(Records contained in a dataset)
________________________
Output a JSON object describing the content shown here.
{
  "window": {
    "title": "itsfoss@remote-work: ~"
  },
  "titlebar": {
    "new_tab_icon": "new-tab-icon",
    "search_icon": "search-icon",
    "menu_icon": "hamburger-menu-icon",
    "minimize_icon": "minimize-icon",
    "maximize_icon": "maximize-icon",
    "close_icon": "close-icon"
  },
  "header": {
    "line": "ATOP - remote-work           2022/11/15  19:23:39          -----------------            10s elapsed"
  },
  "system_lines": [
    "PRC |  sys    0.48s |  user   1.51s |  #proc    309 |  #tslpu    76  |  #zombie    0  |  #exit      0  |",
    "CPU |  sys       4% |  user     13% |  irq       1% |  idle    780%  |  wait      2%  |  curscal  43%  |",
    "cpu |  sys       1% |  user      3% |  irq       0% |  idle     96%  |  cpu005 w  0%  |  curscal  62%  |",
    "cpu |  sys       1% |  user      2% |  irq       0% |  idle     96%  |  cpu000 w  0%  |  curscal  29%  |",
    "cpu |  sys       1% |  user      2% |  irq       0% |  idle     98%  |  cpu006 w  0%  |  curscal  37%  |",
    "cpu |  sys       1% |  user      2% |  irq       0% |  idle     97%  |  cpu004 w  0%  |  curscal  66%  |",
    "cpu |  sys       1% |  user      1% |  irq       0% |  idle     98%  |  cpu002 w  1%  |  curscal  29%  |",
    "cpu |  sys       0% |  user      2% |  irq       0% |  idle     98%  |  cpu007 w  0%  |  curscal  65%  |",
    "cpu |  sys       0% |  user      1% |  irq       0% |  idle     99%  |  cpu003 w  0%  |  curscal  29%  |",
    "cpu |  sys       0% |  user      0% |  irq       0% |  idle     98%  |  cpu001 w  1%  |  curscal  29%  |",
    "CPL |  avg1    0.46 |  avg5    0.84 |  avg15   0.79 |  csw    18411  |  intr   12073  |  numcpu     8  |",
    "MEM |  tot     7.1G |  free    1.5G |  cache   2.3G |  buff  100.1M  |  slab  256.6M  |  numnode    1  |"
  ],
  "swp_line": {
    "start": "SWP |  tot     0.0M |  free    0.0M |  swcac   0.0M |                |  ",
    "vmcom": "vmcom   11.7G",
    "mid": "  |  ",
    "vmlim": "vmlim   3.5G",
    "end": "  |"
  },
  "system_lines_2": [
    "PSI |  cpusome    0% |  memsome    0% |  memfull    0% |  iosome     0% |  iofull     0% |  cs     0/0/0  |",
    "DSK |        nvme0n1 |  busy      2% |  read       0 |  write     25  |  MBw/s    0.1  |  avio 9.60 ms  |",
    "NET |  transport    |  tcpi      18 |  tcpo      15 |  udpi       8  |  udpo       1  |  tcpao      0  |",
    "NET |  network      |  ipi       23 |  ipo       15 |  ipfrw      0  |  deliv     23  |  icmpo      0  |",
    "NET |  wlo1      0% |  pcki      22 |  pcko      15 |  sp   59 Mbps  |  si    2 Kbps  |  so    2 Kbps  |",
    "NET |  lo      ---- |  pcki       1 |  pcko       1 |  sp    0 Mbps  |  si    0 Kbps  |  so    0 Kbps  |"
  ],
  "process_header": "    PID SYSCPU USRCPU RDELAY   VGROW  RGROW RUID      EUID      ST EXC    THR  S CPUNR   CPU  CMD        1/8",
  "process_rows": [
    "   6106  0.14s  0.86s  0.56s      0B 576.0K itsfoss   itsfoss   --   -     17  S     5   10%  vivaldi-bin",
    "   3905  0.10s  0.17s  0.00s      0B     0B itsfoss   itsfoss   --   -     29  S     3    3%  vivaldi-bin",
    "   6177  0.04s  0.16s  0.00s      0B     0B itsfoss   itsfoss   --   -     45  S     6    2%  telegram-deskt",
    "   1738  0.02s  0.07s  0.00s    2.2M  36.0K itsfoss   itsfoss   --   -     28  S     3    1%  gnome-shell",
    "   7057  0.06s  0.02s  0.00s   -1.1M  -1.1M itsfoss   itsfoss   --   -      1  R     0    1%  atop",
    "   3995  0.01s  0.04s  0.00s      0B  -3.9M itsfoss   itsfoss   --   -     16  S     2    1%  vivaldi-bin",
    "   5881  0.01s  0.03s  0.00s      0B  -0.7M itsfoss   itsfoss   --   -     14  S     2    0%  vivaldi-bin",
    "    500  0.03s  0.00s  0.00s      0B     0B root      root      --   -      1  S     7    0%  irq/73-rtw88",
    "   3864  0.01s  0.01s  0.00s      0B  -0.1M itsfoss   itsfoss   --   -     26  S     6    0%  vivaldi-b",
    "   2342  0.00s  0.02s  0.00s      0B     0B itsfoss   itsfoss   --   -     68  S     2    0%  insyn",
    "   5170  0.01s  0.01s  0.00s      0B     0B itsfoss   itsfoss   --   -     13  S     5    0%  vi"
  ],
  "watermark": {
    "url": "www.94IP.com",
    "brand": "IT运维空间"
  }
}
________________________
REQUEST — Copy out the full listing exactly.

SOLUTION —
Output a JSON object describing the content shown here.
{
  "window": {
    "title": "itsfoss@remote-work: ~"
  },
  "titlebar": {
    "new_tab_icon": "new-tab-icon",
    "search_icon": "search-icon",
    "menu_icon": "hamburger-menu-icon",
    "minimize_icon": "minimize-icon",
    "maximize_icon": "maximize-icon",
    "close_icon": "close-icon"
  },
  "header": {
    "line": "ATOP - remote-work           2022/11/15  19:23:39          -----------------            10s elapsed"
  },
  "system_lines": [
    "PRC |  sys    0.48s |  user   1.51s |  #proc    309 |  #tslpu    76  |  #zombie    0  |  #exit      0  |",
    "CPU |  sys       4% |  user     13% |  irq       1% |  idle    780%  |  wait      2%  |  curscal  43%  |",
    "cpu |  sys       1% |  user      3% |  irq       0% |  idle     96%  |  cpu005 w  0%  |  curscal  62%  |",
    "cpu |  sys       1% |  user      2% |  irq       0% |  idle     96%  |  cpu000 w  0%  |  curscal  29%  |",
    "cpu |  sys       1% |  user      2% |  irq       0% |  idle     98%  |  cpu006 w  0%  |  curscal  37%  |",
    "cpu |  sys       1% |  user      2% |  irq       0% |  idle     97%  |  cpu004 w  0%  |  curscal  66%  |",
    "cpu |  sys       1% |  user      1% |  irq       0% |  idle     98%  |  cpu002 w  1%  |  curscal  29%  |",
    "cpu |  sys       0% |  user      2% |  irq       0% |  idle     98%  |  cpu007 w  0%  |  curscal  65%  |",
    "cpu |  sys       0% |  user      1% |  irq       0% |  idle     99%  |  cpu003 w  0%  |  curscal  29%  |",
    "cpu |  sys       0% |  user      0% |  irq       0% |  idle     98%  |  cpu001 w  1%  |  curscal  29%  |",
    "CPL |  avg1    0.46 |  avg5    0.84 |  avg15   0.79 |  csw    18411  |  intr   12073  |  numcpu     8  |",
    "MEM |  tot     7.1G |  free    1.5G |  cache   2.3G |  buff  100.1M  |  slab  256.6M  |  numnode    1  |"
  ],
  "swp_line": {
    "start": "SWP |  tot     0.0M |  free    0.0M |  swcac   0.0M |                |  ",
    "vmcom": "vmcom   11.7G",
    "mid": "  |  ",
    "vmlim": "vmlim   3.5G",
    "end": "  |"
  },
  "system_lines_2": [
    "PSI |  cpusome    0% |  memsome    0% |  memfull    0% |  iosome     0% |  iofull     0% |  cs     0/0/0  |",
    "DSK |        nvme0n1 |  busy      2% |  read       0 |  write     25  |  MBw/s    0.1  |  avio 9.60 ms  |",
    "NET |  transport    |  tcpi      18 |  tcpo      15 |  udpi       8  |  udpo       1  |  tcpao      0  |",
    "NET |  network      |  ipi       23 |  ipo       15 |  ipfrw      0  |  deliv     23  |  icmpo      0  |",
    "NET |  wlo1      0% |  pcki      22 |  pcko      15 |  sp   59 Mbps  |  si    2 Kbps  |  so    2 Kbps  |",
    "NET |  lo      ---- |  pcki       1 |  pcko       1 |  sp    0 Mbps  |  si    0 Kbps  |  so    0 Kbps  |"
  ],
  "process_header": "    PID SYSCPU USRCPU RDELAY   VGROW  RGROW RUID      EUID      ST EXC    THR  S CPUNR   CPU  CMD        1/8",
  "process_rows": [
    "   6106  0.14s  0.86s  0.56s      0B 576.0K itsfoss   itsfoss   --   -     17  S     5   10%  vivaldi-bin",
    "   3905  0.10s  0.17s  0.00s      0B     0B itsfoss   itsfoss   --   -     29  S     3    3%  vivaldi-bin",
    "   6177  0.04s  0.16s  0.00s      0B     0B itsfoss   itsfoss   --   -     45  S     6    2%  telegram-deskt",
    "   1738  0.02s  0.07s  0.00s    2.2M  36.0K itsfoss   itsfoss   --   -     28  S     3    1%  gnome-shell",
    "   7057  0.06s  0.02s  0.00s   -1.1M  -1.1M itsfoss   itsfoss   --   -      1  R     0    1%  atop",
    "   3995  0.01s  0.04s  0.00s      0B  -3.9M itsfoss   itsfoss   --   -     16  S     2    1%  vivaldi-bin",
    "   5881  0.01s  0.03s  0.00s      0B  -0.7M itsfoss   itsfoss   --   -     14  S     2    0%  vivaldi-bin",
    "    500  0.03s  0.00s  0.00s      0B     0B root      root      --   -      1  S     7    0%  irq/73-rtw88",
    "   3864  0.01s  0.01s  0.00s      0B  -0.1M itsfoss   itsfoss   --   -     26  S     6    0%  vivaldi-b",
    "   2342  0.00s  0.02s  0.00s      0B     0B itsfoss   itsfoss   --   -     68  S     2    0%  insyn",
    "   5170  0.01s  0.01s  0.00s      0B     0B itsfoss   itsfoss   --   -     13  S     5    0%  vi"
  ],
  "watermark": {
    "url": "www.94IP.com",
    "brand": "IT运维空间"
  }
}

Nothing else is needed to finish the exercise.